Given data:
[Begin]

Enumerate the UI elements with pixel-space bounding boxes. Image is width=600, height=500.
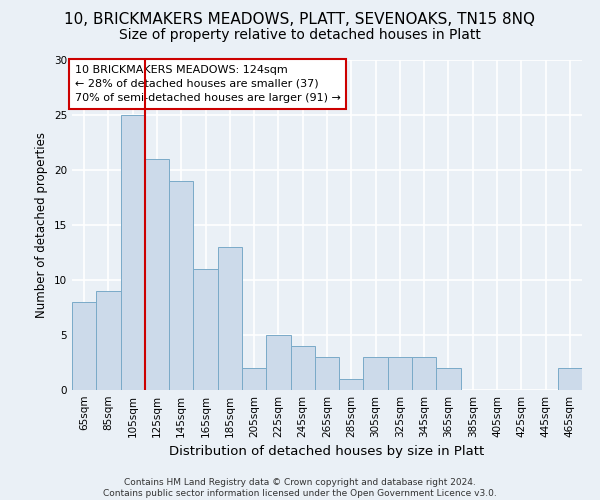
Bar	[558, 368, 582, 390]
Text: 10, BRICKMAKERS MEADOWS, PLATT, SEVENOAKS, TN15 8NQ: 10, BRICKMAKERS MEADOWS, PLATT, SEVENOAK…	[65, 12, 536, 28]
Bar	[96, 291, 121, 390]
Text: Size of property relative to detached houses in Platt: Size of property relative to detached ho…	[119, 28, 481, 42]
X-axis label: Distribution of detached houses by size in Platt: Distribution of detached houses by size …	[169, 446, 485, 458]
Bar	[121, 115, 145, 390]
Bar	[169, 181, 193, 390]
Bar	[145, 159, 169, 390]
Bar	[436, 368, 461, 390]
Bar	[72, 302, 96, 390]
Bar	[218, 247, 242, 390]
Text: 10 BRICKMAKERS MEADOWS: 124sqm
← 28% of detached houses are smaller (37)
70% of : 10 BRICKMAKERS MEADOWS: 124sqm ← 28% of …	[74, 65, 340, 103]
Bar	[193, 269, 218, 390]
Bar	[412, 357, 436, 390]
Bar	[315, 357, 339, 390]
Bar	[339, 379, 364, 390]
Text: Contains HM Land Registry data © Crown copyright and database right 2024.
Contai: Contains HM Land Registry data © Crown c…	[103, 478, 497, 498]
Bar	[266, 335, 290, 390]
Y-axis label: Number of detached properties: Number of detached properties	[35, 132, 49, 318]
Bar	[388, 357, 412, 390]
Bar	[290, 346, 315, 390]
Bar	[364, 357, 388, 390]
Bar	[242, 368, 266, 390]
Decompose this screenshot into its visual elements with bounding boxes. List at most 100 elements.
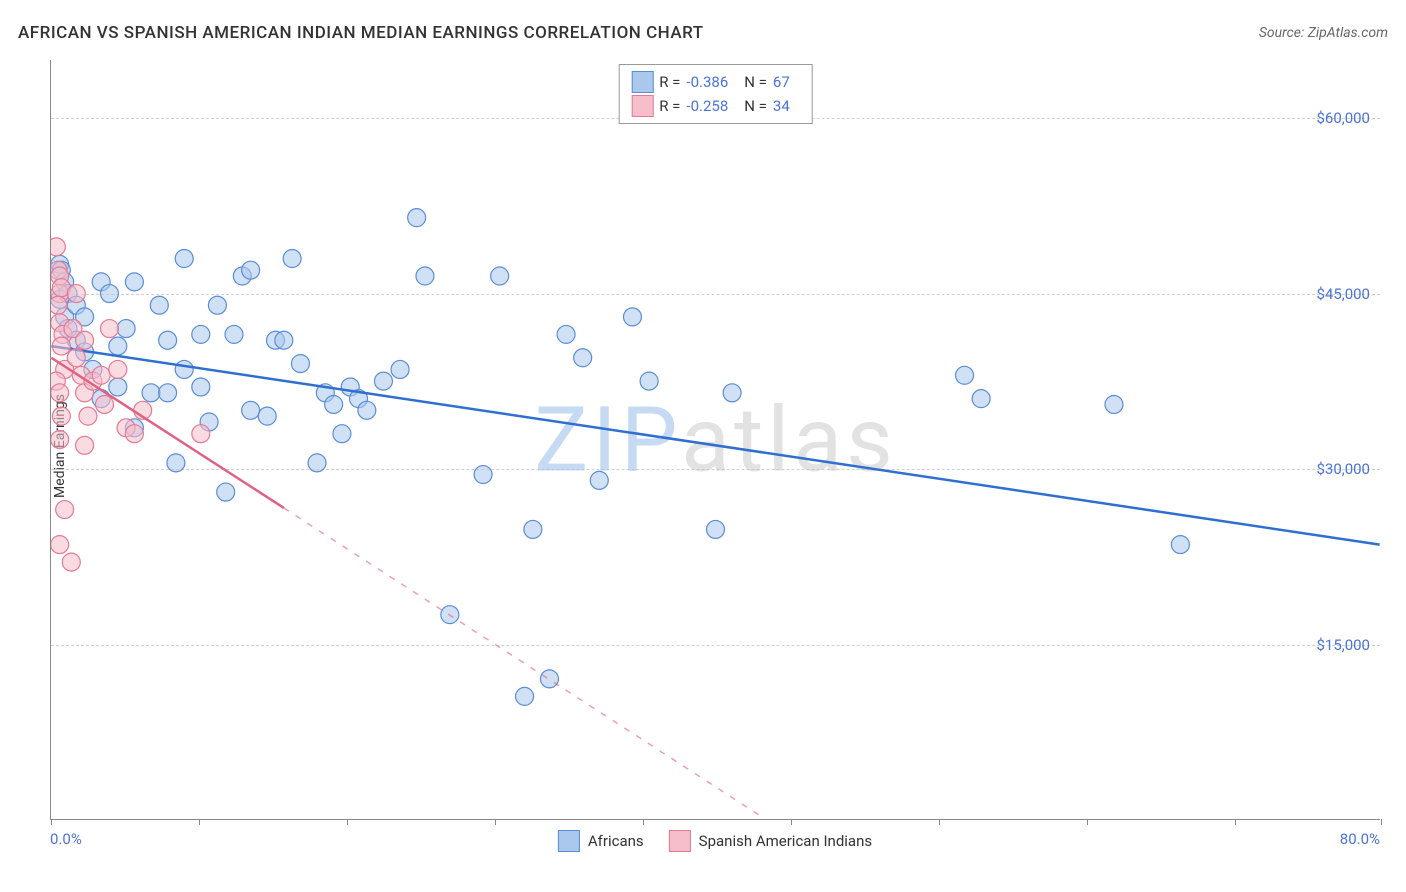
scatter-point-africans xyxy=(208,296,226,314)
scatter-point-spanish-american-indians xyxy=(51,384,69,402)
legend-swatch xyxy=(558,830,580,852)
scatter-point-africans xyxy=(358,401,376,419)
scatter-point-africans xyxy=(109,378,127,396)
x-tick xyxy=(643,819,644,825)
scatter-point-africans xyxy=(308,454,326,472)
x-tick xyxy=(495,819,496,825)
n-label: N = xyxy=(744,97,767,115)
r-label: R = xyxy=(659,97,680,115)
scatter-point-spanish-american-indians xyxy=(52,337,70,355)
scatter-point-africans xyxy=(167,454,185,472)
scatter-point-spanish-american-indians xyxy=(92,366,110,384)
scatter-point-africans xyxy=(225,325,243,343)
scatter-point-africans xyxy=(474,466,492,484)
scatter-point-africans xyxy=(557,325,575,343)
scatter-point-africans xyxy=(325,395,343,413)
x-tick xyxy=(939,819,940,825)
scatter-point-africans xyxy=(333,425,351,443)
x-tick xyxy=(1087,819,1088,825)
scatter-point-africans xyxy=(117,320,135,338)
scatter-point-africans xyxy=(516,687,534,705)
scatter-point-africans xyxy=(1171,536,1189,554)
scatter-point-spanish-american-indians xyxy=(109,360,127,378)
scatter-point-africans xyxy=(540,670,558,688)
scatter-point-africans xyxy=(217,483,235,501)
x-tick xyxy=(791,819,792,825)
scatter-point-africans xyxy=(125,273,143,291)
scatter-point-spanish-american-indians xyxy=(79,407,97,425)
scatter-point-africans xyxy=(242,401,260,419)
scatter-point-spanish-american-indians xyxy=(51,296,67,314)
scatter-point-spanish-american-indians xyxy=(51,431,69,449)
r-value: -0.258 xyxy=(686,97,738,115)
trend-line-dashed-spanish-american-indians xyxy=(284,508,765,819)
scatter-point-africans xyxy=(623,308,641,326)
legend-label: Spanish American Indians xyxy=(699,832,872,850)
scatter-point-africans xyxy=(109,337,127,355)
scatter-point-africans xyxy=(142,384,160,402)
scatter-point-africans xyxy=(291,355,309,373)
r-value: -0.386 xyxy=(686,73,738,91)
n-label: N = xyxy=(744,73,767,91)
scatter-point-africans xyxy=(192,325,210,343)
scatter-point-africans xyxy=(707,520,725,538)
scatter-point-africans xyxy=(100,285,118,303)
scatter-point-africans xyxy=(590,471,608,489)
scatter-point-africans xyxy=(723,384,741,402)
series-legend: Africans Spanish American Indians xyxy=(558,830,872,852)
chart-container: AFRICAN VS SPANISH AMERICAN INDIAN MEDIA… xyxy=(0,0,1406,892)
scatter-point-africans xyxy=(491,267,509,285)
stats-legend: R = -0.386 N = 67 R = -0.258 N = 34 xyxy=(618,64,813,124)
plot-area: ZIPatlas R =-0.386N =67R =-0.258N =34 $1… xyxy=(50,60,1380,820)
x-tick xyxy=(347,819,348,825)
scatter-point-spanish-american-indians xyxy=(67,349,85,367)
scatter-point-africans xyxy=(524,520,542,538)
scatter-point-spanish-american-indians xyxy=(125,425,143,443)
legend-swatch xyxy=(631,71,653,93)
scatter-point-africans xyxy=(258,407,276,425)
n-value: 34 xyxy=(773,97,800,115)
x-axis-max-label: 80.0% xyxy=(1340,830,1380,848)
scatter-point-africans xyxy=(192,378,210,396)
source-label: Source: ZipAtlas.com xyxy=(1259,25,1388,41)
scatter-point-africans xyxy=(408,209,426,227)
scatter-point-africans xyxy=(175,250,193,268)
stats-legend-row: R = -0.258 N = 34 xyxy=(631,94,800,118)
scatter-point-spanish-american-indians xyxy=(51,238,65,256)
legend-label: Africans xyxy=(588,832,644,850)
n-value: 67 xyxy=(773,73,800,91)
x-tick xyxy=(51,819,52,825)
x-tick xyxy=(1235,819,1236,825)
scatter-point-africans xyxy=(242,261,260,279)
trend-line-spanish-american-indians xyxy=(51,358,283,508)
scatter-point-africans xyxy=(150,296,168,314)
trend-line-africans xyxy=(51,346,1379,545)
legend-item: Spanish American Indians xyxy=(669,830,872,852)
scatter-point-africans xyxy=(1105,395,1123,413)
stats-legend-row: R = -0.386 N = 67 xyxy=(631,70,800,94)
legend-swatch xyxy=(631,95,653,117)
scatter-point-africans xyxy=(175,360,193,378)
legend-item: Africans xyxy=(558,830,644,852)
chart-title: AFRICAN VS SPANISH AMERICAN INDIAN MEDIA… xyxy=(18,23,704,43)
legend-swatch xyxy=(669,830,691,852)
x-tick xyxy=(199,819,200,825)
scatter-point-africans xyxy=(159,384,177,402)
scatter-point-africans xyxy=(159,331,177,349)
scatter-point-spanish-american-indians xyxy=(76,436,94,454)
scatter-point-spanish-american-indians xyxy=(67,285,85,303)
scatter-point-spanish-american-indians xyxy=(52,407,70,425)
chart-header: AFRICAN VS SPANISH AMERICAN INDIAN MEDIA… xyxy=(18,18,1388,48)
plot-svg xyxy=(51,60,1380,819)
scatter-point-spanish-american-indians xyxy=(51,536,69,554)
scatter-point-spanish-american-indians xyxy=(62,553,80,571)
scatter-point-africans xyxy=(972,390,990,408)
scatter-point-africans xyxy=(640,372,658,390)
scatter-point-africans xyxy=(283,250,301,268)
scatter-point-spanish-american-indians xyxy=(96,395,114,413)
scatter-point-spanish-american-indians xyxy=(192,425,210,443)
x-axis-row: 0.0% AfricansSpanish American Indians 80… xyxy=(50,830,1380,870)
scatter-point-spanish-american-indians xyxy=(76,331,94,349)
scatter-point-africans xyxy=(416,267,434,285)
r-label: R = xyxy=(659,73,680,91)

[End]

Swap "Bar" for "Column" in the lines starting with the line that contains "368, 582, 390]" and going on through the line that contains "357, 339, 390]", leaving everything else unchanged, and output only those lines.

Written answer:
Column	[558, 368, 582, 390]
Text: 10, BRICKMAKERS MEADOWS, PLATT, SEVENOAKS, TN15 8NQ: 10, BRICKMAKERS MEADOWS, PLATT, SEVENOAK…	[65, 12, 536, 28]
Column	[96, 291, 121, 390]
Text: Size of property relative to detached houses in Platt: Size of property relative to detached ho…	[119, 28, 481, 42]
X-axis label: Distribution of detached houses by size in Platt: Distribution of detached houses by size …	[169, 446, 485, 458]
Column	[121, 115, 145, 390]
Column	[169, 181, 193, 390]
Column	[145, 159, 169, 390]
Column	[436, 368, 461, 390]
Column	[72, 302, 96, 390]
Column	[218, 247, 242, 390]
Text: 10 BRICKMAKERS MEADOWS: 124sqm
← 28% of detached houses are smaller (37)
70% of : 10 BRICKMAKERS MEADOWS: 124sqm ← 28% of …	[74, 65, 340, 103]
Column	[193, 269, 218, 390]
Column	[412, 357, 436, 390]
Column	[315, 357, 339, 390]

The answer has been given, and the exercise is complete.